Below are records to print word for word; include none of their pictures.

________________________________________

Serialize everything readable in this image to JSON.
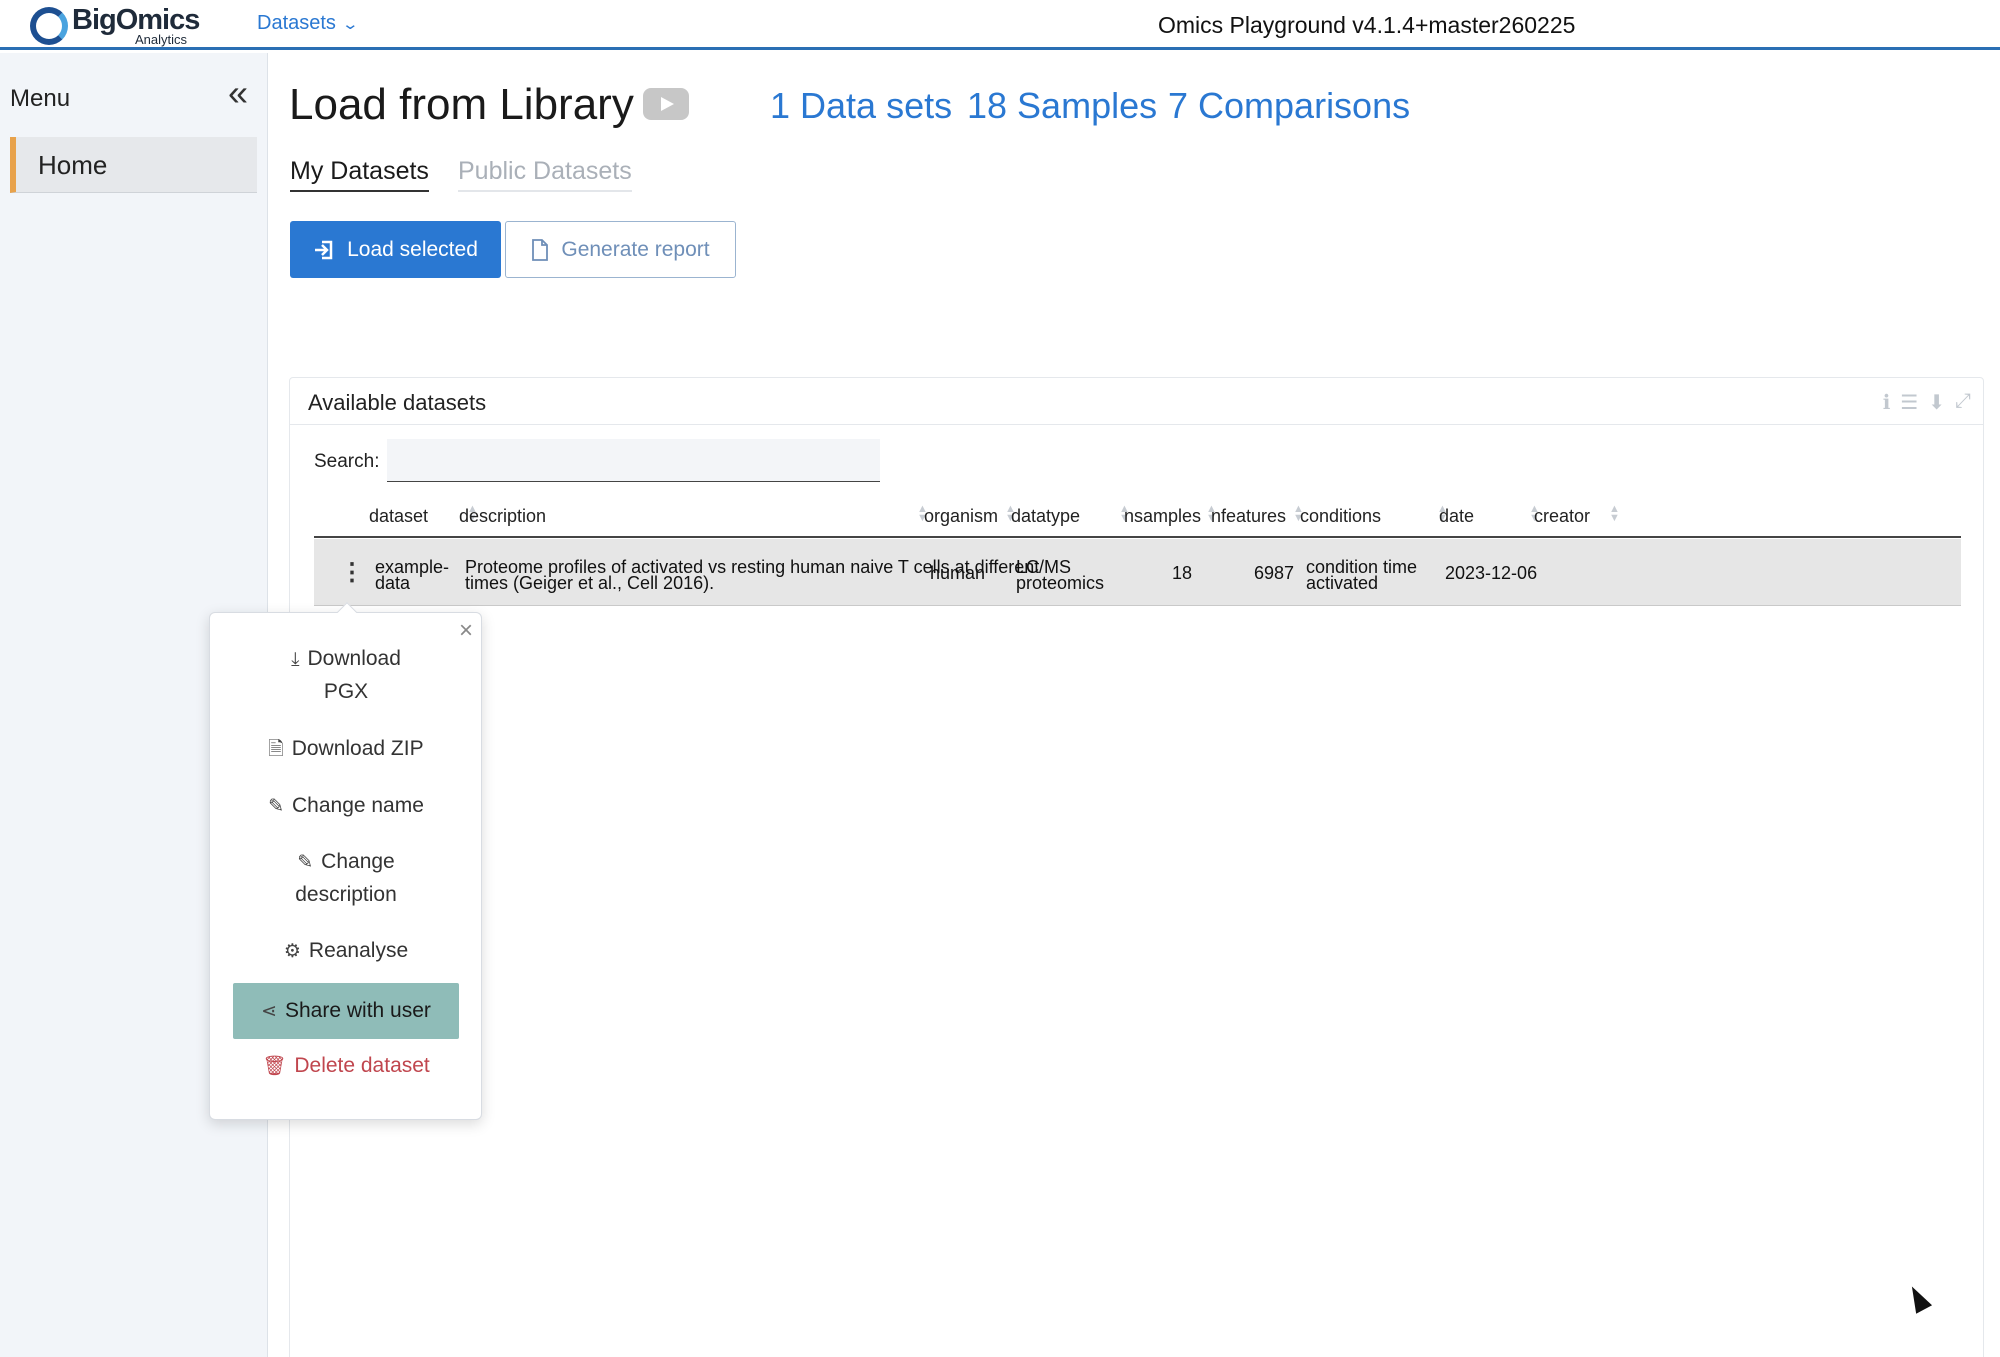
{
  "brand": {
    "title": "BigOmics",
    "subtitle": "Analytics"
  },
  "topbar": {
    "nav_label": "Datasets",
    "app_version": "Omics Playground v4.1.4+master260225"
  },
  "sidebar": {
    "menu_title": "Menu",
    "items": [
      {
        "label": "Home"
      }
    ]
  },
  "header": {
    "title": "Load from Library",
    "stats": {
      "datasets": "1 Data sets",
      "samples": "18 Samples",
      "comparisons": "7 Comparisons"
    }
  },
  "tabs": [
    {
      "label": "My Datasets",
      "active": true
    },
    {
      "label": "Public Datasets",
      "active": false
    }
  ],
  "buttons": {
    "load": "Load selected",
    "report": "Generate report"
  },
  "card": {
    "title": "Available datasets",
    "search_label": "Search:",
    "search_value": "",
    "columns": [
      "dataset",
      "description",
      "organism",
      "datatype",
      "nsamples",
      "nfeatures",
      "conditions",
      "date",
      "creator"
    ],
    "rows": [
      {
        "dataset_l1": "example-",
        "dataset_l2": "data",
        "description_l1": "Proteome profiles of activated vs resting human naive T cells at different",
        "description_l2": "times (Geiger et al., Cell 2016).",
        "organism": "human",
        "datatype_l1": "LC/MS",
        "datatype_l2": "proteomics",
        "nsamples": "18",
        "nfeatures": "6987",
        "conditions_l1": "condition time",
        "conditions_l2": "activated",
        "date": "2023-12-06",
        "creator": ""
      }
    ]
  },
  "popover": {
    "close": "×",
    "items": {
      "download_pgx_l1": "Download",
      "download_pgx_l2": "PGX",
      "download_zip": "Download ZIP",
      "change_name": "Change name",
      "change_desc_l1": "Change",
      "change_desc_l2": "description",
      "reanalyse": "Reanalyse",
      "share": "Share with user",
      "delete": "Delete dataset"
    }
  },
  "colors": {
    "accent": "#2a78d2",
    "share_bg": "#8fbcb8",
    "delete": "#c0464e",
    "home_marker": "#e8a24b"
  }
}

________________________________________

Your solution |
Serialize everything readable in this image to JSON.
{
  "brand": {
    "title": "BigOmics",
    "subtitle": "Analytics"
  },
  "topbar": {
    "nav_label": "Datasets",
    "app_version": "Omics Playground v4.1.4+master260225"
  },
  "sidebar": {
    "menu_title": "Menu",
    "items": [
      {
        "label": "Home"
      }
    ]
  },
  "header": {
    "title": "Load from Library",
    "stats": {
      "datasets": "1 Data sets",
      "samples": "18 Samples",
      "comparisons": "7 Comparisons"
    }
  },
  "tabs": [
    {
      "label": "My Datasets",
      "active": true
    },
    {
      "label": "Public Datasets",
      "active": false
    }
  ],
  "buttons": {
    "load": "Load selected",
    "report": "Generate report"
  },
  "card": {
    "title": "Available datasets",
    "search_label": "Search:",
    "search_value": "",
    "columns": [
      "dataset",
      "description",
      "organism",
      "datatype",
      "nsamples",
      "nfeatures",
      "conditions",
      "date",
      "creator"
    ],
    "rows": [
      {
        "dataset_l1": "example-",
        "dataset_l2": "data",
        "description_l1": "Proteome profiles of activated vs resting human naive T cells at different",
        "description_l2": "times (Geiger et al., Cell 2016).",
        "organism": "human",
        "datatype_l1": "LC/MS",
        "datatype_l2": "proteomics",
        "nsamples": "18",
        "nfeatures": "6987",
        "conditions_l1": "condition time",
        "conditions_l2": "activated",
        "date": "2023-12-06",
        "creator": ""
      }
    ]
  },
  "popover": {
    "close": "×",
    "items": {
      "download_pgx_l1": "Download",
      "download_pgx_l2": "PGX",
      "download_zip": "Download ZIP",
      "change_name": "Change name",
      "change_desc_l1": "Change",
      "change_desc_l2": "description",
      "reanalyse": "Reanalyse",
      "share": "Share with user",
      "delete": "Delete dataset"
    }
  },
  "colors": {
    "accent": "#2a78d2",
    "share_bg": "#8fbcb8",
    "delete": "#c0464e",
    "home_marker": "#e8a24b"
  }
}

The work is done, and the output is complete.